--- BEGIN ---

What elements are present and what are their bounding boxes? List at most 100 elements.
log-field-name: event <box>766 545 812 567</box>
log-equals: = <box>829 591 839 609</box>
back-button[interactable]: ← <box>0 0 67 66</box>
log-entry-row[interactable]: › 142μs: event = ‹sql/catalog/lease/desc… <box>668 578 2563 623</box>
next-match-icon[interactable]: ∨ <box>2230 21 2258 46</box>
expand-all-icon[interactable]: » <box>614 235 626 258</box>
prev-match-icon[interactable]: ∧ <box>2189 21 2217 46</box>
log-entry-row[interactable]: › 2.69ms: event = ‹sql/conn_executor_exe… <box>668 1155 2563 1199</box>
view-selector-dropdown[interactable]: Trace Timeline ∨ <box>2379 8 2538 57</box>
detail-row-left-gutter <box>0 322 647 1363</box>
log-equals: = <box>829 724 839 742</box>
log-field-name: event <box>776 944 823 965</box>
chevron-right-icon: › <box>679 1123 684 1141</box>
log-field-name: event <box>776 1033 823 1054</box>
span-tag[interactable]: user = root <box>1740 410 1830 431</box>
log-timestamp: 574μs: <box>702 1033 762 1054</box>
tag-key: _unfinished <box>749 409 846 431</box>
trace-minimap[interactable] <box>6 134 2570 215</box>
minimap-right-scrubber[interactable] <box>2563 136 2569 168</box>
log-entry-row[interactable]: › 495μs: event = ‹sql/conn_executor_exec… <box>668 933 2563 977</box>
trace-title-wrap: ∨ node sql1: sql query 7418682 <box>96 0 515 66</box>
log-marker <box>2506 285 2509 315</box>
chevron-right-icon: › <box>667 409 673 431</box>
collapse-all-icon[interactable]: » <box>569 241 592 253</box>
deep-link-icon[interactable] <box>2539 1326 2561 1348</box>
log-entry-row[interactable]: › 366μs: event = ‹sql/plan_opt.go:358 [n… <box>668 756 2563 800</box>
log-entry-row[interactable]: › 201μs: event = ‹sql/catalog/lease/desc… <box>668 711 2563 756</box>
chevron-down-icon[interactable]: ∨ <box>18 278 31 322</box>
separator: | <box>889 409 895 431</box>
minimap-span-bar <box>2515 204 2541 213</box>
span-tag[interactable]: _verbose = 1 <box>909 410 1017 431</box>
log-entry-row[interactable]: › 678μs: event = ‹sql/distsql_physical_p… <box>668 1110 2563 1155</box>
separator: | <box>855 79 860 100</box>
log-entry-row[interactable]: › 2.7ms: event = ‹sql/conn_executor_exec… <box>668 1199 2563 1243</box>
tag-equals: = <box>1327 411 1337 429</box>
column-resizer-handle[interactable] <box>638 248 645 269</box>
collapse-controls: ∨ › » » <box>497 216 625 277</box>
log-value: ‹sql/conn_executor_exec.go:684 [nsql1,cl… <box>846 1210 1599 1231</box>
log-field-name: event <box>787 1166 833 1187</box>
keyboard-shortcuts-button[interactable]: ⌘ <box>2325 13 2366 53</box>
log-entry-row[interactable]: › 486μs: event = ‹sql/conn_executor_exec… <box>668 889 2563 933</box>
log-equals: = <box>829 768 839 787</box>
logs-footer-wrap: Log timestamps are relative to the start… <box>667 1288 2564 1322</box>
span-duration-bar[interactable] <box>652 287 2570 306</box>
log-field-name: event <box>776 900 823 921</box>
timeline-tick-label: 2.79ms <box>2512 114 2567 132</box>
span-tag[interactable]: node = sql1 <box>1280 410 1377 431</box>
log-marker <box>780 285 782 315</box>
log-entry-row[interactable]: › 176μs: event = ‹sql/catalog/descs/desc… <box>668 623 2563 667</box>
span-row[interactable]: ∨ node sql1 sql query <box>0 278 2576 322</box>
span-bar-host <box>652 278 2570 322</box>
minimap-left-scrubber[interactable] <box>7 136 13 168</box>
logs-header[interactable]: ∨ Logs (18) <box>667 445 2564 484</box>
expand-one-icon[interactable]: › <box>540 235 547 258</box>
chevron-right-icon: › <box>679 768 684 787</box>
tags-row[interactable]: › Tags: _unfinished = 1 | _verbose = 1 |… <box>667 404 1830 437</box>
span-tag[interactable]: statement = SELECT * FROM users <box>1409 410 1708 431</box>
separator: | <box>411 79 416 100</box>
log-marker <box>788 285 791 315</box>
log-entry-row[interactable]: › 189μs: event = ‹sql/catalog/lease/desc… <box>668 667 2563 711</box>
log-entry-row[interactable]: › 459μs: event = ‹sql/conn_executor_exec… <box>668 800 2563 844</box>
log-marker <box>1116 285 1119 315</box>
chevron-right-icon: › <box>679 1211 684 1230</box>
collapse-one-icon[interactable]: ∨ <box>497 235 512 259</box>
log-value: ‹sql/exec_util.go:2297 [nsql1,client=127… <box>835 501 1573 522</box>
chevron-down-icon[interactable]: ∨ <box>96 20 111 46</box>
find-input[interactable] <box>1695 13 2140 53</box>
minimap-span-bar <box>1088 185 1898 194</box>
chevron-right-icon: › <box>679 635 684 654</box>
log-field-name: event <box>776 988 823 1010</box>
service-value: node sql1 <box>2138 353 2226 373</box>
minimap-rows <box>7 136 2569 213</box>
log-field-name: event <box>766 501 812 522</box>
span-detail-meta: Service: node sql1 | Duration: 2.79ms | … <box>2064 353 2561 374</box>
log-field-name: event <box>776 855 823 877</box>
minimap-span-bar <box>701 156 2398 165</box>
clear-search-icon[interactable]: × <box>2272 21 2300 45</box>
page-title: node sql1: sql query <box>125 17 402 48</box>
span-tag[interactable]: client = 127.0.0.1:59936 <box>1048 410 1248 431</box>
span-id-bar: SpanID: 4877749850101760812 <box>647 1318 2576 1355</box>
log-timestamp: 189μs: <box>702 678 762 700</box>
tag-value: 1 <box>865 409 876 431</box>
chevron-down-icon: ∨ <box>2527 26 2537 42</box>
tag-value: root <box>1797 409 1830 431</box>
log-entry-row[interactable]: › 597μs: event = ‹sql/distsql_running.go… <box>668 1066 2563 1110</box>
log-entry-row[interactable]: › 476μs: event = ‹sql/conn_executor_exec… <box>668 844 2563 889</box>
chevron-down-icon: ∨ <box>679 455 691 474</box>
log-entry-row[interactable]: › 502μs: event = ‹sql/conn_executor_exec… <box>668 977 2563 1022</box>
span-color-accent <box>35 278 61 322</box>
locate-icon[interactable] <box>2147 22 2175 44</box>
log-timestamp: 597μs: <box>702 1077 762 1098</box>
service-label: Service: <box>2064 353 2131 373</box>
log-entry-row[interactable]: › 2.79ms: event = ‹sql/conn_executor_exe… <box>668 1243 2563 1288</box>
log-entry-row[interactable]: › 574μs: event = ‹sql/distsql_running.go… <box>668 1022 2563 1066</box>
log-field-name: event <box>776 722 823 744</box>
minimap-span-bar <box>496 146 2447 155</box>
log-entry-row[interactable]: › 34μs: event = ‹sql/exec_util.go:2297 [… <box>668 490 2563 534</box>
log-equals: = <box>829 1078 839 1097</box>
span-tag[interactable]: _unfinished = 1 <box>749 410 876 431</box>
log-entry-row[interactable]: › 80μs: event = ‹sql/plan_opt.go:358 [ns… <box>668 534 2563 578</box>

--- END ---

◆ **What is expected**: Copy every line of the material above word for word, changing nothing.

◆ **The solution**:
What elements are present and what are their bounding boxes? List at most 100 elements.
log-field-name: event <box>766 545 812 567</box>
log-equals: = <box>829 591 839 609</box>
back-button[interactable]: ← <box>0 0 67 66</box>
log-entry-row[interactable]: › 142μs: event = ‹sql/catalog/lease/desc… <box>668 578 2563 623</box>
next-match-icon[interactable]: ∨ <box>2230 21 2258 46</box>
expand-all-icon[interactable]: » <box>614 235 626 258</box>
prev-match-icon[interactable]: ∧ <box>2189 21 2217 46</box>
log-entry-row[interactable]: › 2.69ms: event = ‹sql/conn_executor_exe… <box>668 1155 2563 1199</box>
view-selector-dropdown[interactable]: Trace Timeline ∨ <box>2379 8 2538 57</box>
detail-row-left-gutter <box>0 322 647 1363</box>
log-equals: = <box>829 724 839 742</box>
log-field-name: event <box>776 944 823 965</box>
chevron-right-icon: › <box>679 1123 684 1141</box>
log-field-name: event <box>776 1033 823 1054</box>
span-tag[interactable]: user = root <box>1740 410 1830 431</box>
log-timestamp: 574μs: <box>702 1033 762 1054</box>
tag-key: _unfinished <box>749 409 846 431</box>
trace-minimap[interactable] <box>6 134 2570 215</box>
minimap-right-scrubber[interactable] <box>2563 136 2569 168</box>
log-entry-row[interactable]: › 495μs: event = ‹sql/conn_executor_exec… <box>668 933 2563 977</box>
trace-title-wrap: ∨ node sql1: sql query 7418682 <box>96 0 515 66</box>
log-marker <box>2506 285 2509 315</box>
chevron-right-icon: › <box>667 409 673 431</box>
collapse-all-icon[interactable]: » <box>569 241 592 253</box>
deep-link-icon[interactable] <box>2539 1326 2561 1348</box>
log-entry-row[interactable]: › 366μs: event = ‹sql/plan_opt.go:358 [n… <box>668 756 2563 800</box>
log-entry-row[interactable]: › 201μs: event = ‹sql/catalog/lease/desc… <box>668 711 2563 756</box>
chevron-down-icon[interactable]: ∨ <box>18 278 31 322</box>
separator: | <box>889 409 895 431</box>
minimap-span-bar <box>2515 204 2541 213</box>
span-tag[interactable]: _verbose = 1 <box>909 410 1017 431</box>
log-entry-row[interactable]: › 678μs: event = ‹sql/distsql_physical_p… <box>668 1110 2563 1155</box>
separator: | <box>855 79 860 100</box>
log-entry-row[interactable]: › 2.7ms: event = ‹sql/conn_executor_exec… <box>668 1199 2563 1243</box>
tag-equals: = <box>1327 411 1337 429</box>
column-resizer-handle[interactable] <box>638 248 645 269</box>
collapse-controls: ∨ › » » <box>497 216 625 277</box>
log-value: ‹sql/conn_executor_exec.go:684 [nsql1,cl… <box>846 1210 1599 1231</box>
log-field-name: event <box>787 1166 833 1187</box>
keyboard-shortcuts-button[interactable]: ⌘ <box>2325 13 2366 53</box>
log-entry-row[interactable]: › 486μs: event = ‹sql/conn_executor_exec… <box>668 889 2563 933</box>
log-equals: = <box>829 768 839 787</box>
logs-footer-wrap: Log timestamps are relative to the start… <box>667 1288 2564 1322</box>
span-duration-bar[interactable] <box>652 287 2570 306</box>
log-field-name: event <box>776 900 823 921</box>
timeline-tick-label: 2.79ms <box>2512 114 2567 132</box>
span-tag[interactable]: node = sql1 <box>1280 410 1377 431</box>
log-marker <box>780 285 782 315</box>
log-entry-row[interactable]: › 176μs: event = ‹sql/catalog/descs/desc… <box>668 623 2563 667</box>
span-row[interactable]: ∨ node sql1 sql query <box>0 278 2576 322</box>
span-bar-host <box>652 278 2570 322</box>
minimap-left-scrubber[interactable] <box>7 136 13 168</box>
logs-header[interactable]: ∨ Logs (18) <box>667 445 2564 484</box>
expand-one-icon[interactable]: › <box>540 235 547 258</box>
chevron-right-icon: › <box>679 768 684 787</box>
tags-row[interactable]: › Tags: _unfinished = 1 | _verbose = 1 |… <box>667 404 1830 437</box>
span-tag[interactable]: statement = SELECT * FROM users <box>1409 410 1708 431</box>
separator: | <box>411 79 416 100</box>
log-marker <box>788 285 791 315</box>
log-entry-row[interactable]: › 189μs: event = ‹sql/catalog/lease/desc… <box>668 667 2563 711</box>
log-entry-row[interactable]: › 459μs: event = ‹sql/conn_executor_exec… <box>668 800 2563 844</box>
log-marker <box>1116 285 1119 315</box>
chevron-right-icon: › <box>679 1211 684 1230</box>
collapse-one-icon[interactable]: ∨ <box>497 235 512 259</box>
log-value: ‹sql/exec_util.go:2297 [nsql1,client=127… <box>835 501 1573 522</box>
chevron-down-icon[interactable]: ∨ <box>96 20 111 46</box>
find-input[interactable] <box>1695 13 2140 53</box>
minimap-span-bar <box>1088 185 1898 194</box>
chevron-right-icon: › <box>679 635 684 654</box>
log-field-name: event <box>776 988 823 1010</box>
service-value: node sql1 <box>2138 353 2226 373</box>
minimap-rows <box>7 136 2569 213</box>
log-field-name: event <box>766 501 812 522</box>
span-detail-meta: Service: node sql1 | Duration: 2.79ms | … <box>2064 353 2561 374</box>
log-field-name: event <box>776 855 823 877</box>
minimap-span-bar <box>701 156 2398 165</box>
clear-search-icon[interactable]: × <box>2272 21 2300 45</box>
page-title: node sql1: sql query <box>125 17 402 48</box>
span-tag[interactable]: client = 127.0.0.1:59936 <box>1048 410 1248 431</box>
span-id-bar: SpanID: 4877749850101760812 <box>647 1318 2576 1355</box>
log-timestamp: 189μs: <box>702 678 762 700</box>
tag-value: 1 <box>865 409 876 431</box>
chevron-down-icon: ∨ <box>2527 26 2537 42</box>
tag-value: root <box>1797 409 1830 431</box>
log-entry-row[interactable]: › 597μs: event = ‹sql/distsql_running.go… <box>668 1066 2563 1110</box>
log-entry-row[interactable]: › 476μs: event = ‹sql/conn_executor_exec… <box>668 844 2563 889</box>
chevron-down-icon: ∨ <box>679 455 691 474</box>
log-entry-row[interactable]: › 502μs: event = ‹sql/conn_executor_exec… <box>668 977 2563 1022</box>
span-color-accent <box>35 278 61 322</box>
locate-icon[interactable] <box>2147 22 2175 44</box>
log-timestamp: 597μs: <box>702 1077 762 1098</box>
service-label: Service: <box>2064 353 2131 373</box>
log-entry-row[interactable]: › 2.79ms: event = ‹sql/conn_executor_exe… <box>668 1243 2563 1288</box>
log-entry-row[interactable]: › 574μs: event = ‹sql/distsql_running.go… <box>668 1022 2563 1066</box>
log-field-name: event <box>776 722 823 744</box>
minimap-span-bar <box>496 146 2447 155</box>
log-entry-row[interactable]: › 34μs: event = ‹sql/exec_util.go:2297 [… <box>668 490 2563 534</box>
log-equals: = <box>829 1078 839 1097</box>
span-tag[interactable]: _unfinished = 1 <box>749 410 876 431</box>
log-entry-row[interactable]: › 80μs: event = ‹sql/plan_opt.go:358 [ns… <box>668 534 2563 578</box>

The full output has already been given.